### DATA FOR THIS TASK ###
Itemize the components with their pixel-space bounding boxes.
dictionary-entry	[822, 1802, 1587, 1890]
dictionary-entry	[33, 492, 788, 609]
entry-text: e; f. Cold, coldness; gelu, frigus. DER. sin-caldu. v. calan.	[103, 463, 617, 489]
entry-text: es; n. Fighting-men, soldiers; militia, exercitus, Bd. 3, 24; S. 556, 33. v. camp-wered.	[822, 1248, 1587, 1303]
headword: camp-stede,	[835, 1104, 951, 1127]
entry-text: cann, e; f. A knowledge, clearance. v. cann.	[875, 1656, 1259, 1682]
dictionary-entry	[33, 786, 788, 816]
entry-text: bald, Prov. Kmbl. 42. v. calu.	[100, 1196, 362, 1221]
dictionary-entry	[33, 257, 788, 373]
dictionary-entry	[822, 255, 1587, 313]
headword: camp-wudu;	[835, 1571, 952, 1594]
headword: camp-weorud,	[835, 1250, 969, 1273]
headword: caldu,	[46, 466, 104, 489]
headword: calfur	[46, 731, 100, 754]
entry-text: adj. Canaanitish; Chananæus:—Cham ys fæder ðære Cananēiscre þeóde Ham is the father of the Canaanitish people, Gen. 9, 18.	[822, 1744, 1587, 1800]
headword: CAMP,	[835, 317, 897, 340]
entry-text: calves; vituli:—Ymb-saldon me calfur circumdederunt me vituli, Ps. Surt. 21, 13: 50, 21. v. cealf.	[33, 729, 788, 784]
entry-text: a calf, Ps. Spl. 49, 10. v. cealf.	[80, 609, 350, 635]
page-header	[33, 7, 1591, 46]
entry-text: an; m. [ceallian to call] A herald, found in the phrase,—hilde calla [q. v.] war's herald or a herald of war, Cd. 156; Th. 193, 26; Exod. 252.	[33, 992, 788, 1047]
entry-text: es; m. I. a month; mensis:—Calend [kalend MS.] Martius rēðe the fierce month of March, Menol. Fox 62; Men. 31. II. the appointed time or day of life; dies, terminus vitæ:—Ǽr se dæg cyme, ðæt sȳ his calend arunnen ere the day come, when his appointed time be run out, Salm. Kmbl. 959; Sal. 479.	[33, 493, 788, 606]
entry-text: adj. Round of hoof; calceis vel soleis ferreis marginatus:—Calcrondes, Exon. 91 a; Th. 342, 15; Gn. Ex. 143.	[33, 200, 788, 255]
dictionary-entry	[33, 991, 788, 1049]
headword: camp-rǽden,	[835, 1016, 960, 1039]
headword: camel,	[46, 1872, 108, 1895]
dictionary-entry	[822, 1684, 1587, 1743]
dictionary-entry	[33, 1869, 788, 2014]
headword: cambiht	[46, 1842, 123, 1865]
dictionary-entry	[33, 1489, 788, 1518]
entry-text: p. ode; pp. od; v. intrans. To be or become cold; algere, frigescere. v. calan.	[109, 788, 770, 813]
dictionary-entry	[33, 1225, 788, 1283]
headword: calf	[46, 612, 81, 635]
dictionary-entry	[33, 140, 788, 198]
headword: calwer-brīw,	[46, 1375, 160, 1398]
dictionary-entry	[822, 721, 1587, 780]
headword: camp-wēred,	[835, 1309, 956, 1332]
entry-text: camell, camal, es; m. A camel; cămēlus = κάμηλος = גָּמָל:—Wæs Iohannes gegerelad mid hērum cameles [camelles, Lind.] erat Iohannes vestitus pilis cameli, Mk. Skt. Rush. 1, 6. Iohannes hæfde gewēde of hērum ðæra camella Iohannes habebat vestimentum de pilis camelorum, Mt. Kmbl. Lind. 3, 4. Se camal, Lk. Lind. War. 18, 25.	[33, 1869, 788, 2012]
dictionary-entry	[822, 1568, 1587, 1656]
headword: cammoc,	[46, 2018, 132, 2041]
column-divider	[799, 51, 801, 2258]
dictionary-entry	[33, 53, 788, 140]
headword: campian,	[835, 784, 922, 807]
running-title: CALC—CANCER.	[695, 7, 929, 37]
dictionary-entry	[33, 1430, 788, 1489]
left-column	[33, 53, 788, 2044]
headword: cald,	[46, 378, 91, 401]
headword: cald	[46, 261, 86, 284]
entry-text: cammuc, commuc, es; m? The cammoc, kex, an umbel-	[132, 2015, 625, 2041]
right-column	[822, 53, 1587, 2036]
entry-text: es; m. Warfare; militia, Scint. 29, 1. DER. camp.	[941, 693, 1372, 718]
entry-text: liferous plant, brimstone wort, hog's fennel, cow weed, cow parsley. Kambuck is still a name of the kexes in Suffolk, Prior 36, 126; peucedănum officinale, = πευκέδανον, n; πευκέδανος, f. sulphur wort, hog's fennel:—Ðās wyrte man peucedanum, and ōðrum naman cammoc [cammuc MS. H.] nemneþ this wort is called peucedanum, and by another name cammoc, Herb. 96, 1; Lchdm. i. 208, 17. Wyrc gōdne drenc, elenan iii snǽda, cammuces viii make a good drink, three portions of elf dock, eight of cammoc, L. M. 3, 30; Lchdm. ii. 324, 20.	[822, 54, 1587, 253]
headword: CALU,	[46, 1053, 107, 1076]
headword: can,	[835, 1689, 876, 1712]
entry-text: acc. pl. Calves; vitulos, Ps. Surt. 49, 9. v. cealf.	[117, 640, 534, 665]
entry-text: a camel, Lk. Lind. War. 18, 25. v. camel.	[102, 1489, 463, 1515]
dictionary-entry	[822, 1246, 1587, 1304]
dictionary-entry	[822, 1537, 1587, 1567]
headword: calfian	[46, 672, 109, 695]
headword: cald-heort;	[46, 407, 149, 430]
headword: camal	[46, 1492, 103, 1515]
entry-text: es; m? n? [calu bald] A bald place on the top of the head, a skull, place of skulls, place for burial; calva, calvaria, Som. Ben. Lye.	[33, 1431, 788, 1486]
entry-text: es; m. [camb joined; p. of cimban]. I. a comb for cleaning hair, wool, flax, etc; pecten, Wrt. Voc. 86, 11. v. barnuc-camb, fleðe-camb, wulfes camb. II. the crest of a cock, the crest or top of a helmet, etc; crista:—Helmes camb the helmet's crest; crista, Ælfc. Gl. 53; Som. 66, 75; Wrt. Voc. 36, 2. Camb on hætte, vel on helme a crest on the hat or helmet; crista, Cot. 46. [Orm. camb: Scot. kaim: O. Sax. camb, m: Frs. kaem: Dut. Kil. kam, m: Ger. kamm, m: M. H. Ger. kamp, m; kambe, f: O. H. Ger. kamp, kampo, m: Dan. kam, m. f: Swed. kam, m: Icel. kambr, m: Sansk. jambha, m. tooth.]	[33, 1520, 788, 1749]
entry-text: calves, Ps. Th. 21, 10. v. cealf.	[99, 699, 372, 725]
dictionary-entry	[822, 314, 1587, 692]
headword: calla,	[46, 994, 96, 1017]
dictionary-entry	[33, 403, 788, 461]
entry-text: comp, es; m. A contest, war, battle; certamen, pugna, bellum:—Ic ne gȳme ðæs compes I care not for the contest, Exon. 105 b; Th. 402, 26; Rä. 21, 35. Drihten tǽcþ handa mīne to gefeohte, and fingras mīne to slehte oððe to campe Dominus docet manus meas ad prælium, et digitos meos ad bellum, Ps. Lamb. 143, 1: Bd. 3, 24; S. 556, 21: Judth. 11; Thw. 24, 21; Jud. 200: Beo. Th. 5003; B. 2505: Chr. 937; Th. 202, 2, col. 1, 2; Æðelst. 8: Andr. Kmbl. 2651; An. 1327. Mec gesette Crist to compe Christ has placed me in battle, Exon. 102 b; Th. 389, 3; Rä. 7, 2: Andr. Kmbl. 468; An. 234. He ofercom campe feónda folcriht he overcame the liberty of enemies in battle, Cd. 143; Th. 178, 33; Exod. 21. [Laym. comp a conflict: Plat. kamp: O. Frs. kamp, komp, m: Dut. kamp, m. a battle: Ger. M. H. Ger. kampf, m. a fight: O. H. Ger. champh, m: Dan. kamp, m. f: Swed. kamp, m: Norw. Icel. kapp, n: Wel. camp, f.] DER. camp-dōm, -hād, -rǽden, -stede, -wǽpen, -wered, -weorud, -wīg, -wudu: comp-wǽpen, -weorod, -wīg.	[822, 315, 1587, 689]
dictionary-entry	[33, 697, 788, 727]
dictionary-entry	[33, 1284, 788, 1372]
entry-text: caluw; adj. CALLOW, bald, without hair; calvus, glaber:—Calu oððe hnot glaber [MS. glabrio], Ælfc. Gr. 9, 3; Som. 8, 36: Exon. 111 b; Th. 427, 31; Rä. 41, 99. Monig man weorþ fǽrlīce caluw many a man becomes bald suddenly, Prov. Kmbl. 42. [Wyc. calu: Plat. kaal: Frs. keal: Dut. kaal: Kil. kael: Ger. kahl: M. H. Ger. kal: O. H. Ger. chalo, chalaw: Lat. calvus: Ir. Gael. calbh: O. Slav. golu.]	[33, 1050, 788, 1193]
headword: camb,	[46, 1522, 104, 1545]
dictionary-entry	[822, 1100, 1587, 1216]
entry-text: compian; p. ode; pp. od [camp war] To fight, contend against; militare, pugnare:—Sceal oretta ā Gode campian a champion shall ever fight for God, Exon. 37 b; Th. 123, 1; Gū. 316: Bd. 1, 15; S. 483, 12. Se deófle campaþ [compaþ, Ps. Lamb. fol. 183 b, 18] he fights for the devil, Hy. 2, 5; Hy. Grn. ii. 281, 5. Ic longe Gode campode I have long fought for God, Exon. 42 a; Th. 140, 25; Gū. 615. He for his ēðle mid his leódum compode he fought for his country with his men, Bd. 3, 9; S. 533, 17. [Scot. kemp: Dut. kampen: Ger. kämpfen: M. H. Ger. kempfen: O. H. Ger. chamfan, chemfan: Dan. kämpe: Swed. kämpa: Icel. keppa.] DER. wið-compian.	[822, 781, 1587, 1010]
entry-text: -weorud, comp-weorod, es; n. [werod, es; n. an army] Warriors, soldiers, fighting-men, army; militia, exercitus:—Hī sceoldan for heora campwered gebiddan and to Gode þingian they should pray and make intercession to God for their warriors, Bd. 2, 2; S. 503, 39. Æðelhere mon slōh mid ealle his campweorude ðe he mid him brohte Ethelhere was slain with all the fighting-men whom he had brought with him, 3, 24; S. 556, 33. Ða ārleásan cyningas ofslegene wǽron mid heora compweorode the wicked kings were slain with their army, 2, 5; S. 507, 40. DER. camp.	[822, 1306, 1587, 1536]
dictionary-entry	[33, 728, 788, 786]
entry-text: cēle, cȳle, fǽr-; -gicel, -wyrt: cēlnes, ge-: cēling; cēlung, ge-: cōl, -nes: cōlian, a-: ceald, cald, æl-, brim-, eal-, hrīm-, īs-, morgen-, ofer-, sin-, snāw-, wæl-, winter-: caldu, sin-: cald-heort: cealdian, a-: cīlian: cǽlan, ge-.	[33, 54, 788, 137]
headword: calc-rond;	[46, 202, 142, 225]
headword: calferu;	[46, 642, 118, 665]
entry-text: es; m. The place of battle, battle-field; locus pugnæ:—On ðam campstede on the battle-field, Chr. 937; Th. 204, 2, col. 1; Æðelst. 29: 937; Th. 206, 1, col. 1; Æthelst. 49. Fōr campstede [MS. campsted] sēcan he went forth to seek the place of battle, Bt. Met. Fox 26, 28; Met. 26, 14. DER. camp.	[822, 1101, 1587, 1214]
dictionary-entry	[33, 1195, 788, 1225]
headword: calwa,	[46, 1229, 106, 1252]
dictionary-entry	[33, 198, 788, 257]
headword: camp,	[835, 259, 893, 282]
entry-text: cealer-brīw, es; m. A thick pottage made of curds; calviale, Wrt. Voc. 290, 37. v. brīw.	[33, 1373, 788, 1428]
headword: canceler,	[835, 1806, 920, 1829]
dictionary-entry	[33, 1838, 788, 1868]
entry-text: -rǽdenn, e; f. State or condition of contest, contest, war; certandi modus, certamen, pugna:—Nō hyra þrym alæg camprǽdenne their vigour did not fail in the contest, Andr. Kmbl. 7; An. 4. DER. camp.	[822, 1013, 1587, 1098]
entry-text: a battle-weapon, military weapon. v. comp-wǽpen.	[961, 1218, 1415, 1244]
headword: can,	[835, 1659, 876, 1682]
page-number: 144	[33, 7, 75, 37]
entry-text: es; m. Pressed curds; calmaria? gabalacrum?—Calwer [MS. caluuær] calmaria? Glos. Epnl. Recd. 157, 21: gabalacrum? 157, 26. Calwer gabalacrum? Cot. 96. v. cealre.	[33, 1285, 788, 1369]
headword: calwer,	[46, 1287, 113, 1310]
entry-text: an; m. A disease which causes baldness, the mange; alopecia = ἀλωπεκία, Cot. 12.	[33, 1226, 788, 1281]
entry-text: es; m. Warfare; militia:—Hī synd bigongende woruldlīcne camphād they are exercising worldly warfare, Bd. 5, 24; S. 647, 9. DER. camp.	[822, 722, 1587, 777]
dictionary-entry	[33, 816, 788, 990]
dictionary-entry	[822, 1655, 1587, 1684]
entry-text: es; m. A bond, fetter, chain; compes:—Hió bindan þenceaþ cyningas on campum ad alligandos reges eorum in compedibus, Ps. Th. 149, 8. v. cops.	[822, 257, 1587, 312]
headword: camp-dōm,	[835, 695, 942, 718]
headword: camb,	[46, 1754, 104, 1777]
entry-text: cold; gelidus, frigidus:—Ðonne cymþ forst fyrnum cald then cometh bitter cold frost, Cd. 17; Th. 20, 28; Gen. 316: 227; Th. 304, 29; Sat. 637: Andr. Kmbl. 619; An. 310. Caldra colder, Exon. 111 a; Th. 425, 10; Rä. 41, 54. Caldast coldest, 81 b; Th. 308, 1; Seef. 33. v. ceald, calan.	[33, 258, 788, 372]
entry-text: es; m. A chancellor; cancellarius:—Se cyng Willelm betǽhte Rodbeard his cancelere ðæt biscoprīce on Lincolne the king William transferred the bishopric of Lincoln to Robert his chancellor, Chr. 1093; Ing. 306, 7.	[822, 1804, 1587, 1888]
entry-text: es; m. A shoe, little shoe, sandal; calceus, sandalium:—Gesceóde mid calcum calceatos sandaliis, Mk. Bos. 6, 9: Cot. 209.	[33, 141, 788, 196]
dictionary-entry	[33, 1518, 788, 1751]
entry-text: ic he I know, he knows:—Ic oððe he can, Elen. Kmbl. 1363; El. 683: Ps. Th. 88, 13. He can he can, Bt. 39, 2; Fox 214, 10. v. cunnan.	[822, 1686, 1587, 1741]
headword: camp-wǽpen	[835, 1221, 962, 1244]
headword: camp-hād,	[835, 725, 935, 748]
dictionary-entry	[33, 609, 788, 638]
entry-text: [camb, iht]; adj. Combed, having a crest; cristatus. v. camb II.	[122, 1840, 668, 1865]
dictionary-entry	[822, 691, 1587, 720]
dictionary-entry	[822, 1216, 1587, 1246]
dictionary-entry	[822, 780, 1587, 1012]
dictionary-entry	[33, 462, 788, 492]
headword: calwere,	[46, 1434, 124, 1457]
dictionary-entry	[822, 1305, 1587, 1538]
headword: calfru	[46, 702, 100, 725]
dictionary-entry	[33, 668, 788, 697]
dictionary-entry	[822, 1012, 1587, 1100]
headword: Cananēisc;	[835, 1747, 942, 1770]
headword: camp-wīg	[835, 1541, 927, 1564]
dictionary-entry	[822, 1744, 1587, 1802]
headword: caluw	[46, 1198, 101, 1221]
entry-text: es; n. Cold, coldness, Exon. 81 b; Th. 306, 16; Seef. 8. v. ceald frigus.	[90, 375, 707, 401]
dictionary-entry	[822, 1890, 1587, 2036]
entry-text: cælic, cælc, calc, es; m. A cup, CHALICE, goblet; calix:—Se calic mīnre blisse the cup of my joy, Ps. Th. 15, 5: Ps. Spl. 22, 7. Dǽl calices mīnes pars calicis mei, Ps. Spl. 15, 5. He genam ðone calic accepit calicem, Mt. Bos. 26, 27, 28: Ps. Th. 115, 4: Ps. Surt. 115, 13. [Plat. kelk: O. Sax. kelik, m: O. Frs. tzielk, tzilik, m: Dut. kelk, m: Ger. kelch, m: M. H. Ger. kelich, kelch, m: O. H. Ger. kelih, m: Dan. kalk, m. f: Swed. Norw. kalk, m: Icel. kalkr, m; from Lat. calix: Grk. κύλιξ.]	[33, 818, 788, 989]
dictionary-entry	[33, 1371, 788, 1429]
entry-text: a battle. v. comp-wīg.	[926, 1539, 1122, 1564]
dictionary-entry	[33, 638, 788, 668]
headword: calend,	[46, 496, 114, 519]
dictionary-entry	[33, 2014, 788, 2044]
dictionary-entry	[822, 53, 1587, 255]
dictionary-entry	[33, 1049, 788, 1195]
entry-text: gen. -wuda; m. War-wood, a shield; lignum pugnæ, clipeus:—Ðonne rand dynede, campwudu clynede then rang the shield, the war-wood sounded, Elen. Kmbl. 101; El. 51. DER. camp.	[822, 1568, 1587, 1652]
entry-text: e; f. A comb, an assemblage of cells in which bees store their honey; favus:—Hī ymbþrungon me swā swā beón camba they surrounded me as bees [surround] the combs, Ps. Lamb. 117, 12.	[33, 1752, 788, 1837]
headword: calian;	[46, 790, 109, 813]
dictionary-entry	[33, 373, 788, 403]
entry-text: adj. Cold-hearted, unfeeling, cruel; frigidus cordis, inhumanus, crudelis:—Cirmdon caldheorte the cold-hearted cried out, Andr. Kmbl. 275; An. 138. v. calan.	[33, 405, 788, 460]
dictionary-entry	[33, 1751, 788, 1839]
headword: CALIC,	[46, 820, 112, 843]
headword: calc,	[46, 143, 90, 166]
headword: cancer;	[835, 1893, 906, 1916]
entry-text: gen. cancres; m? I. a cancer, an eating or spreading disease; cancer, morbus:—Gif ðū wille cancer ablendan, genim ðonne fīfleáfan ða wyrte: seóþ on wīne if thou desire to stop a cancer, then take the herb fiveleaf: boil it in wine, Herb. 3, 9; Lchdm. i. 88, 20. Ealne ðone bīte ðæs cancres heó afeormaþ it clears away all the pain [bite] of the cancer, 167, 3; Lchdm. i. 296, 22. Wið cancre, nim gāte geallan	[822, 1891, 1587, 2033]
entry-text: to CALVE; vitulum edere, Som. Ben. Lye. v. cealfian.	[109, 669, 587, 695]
###
YOUR INSTRUCTIONS: Scan the records above, count the lines with "Warfare" in them, and give only the number.

WORKED SOLUTION: 2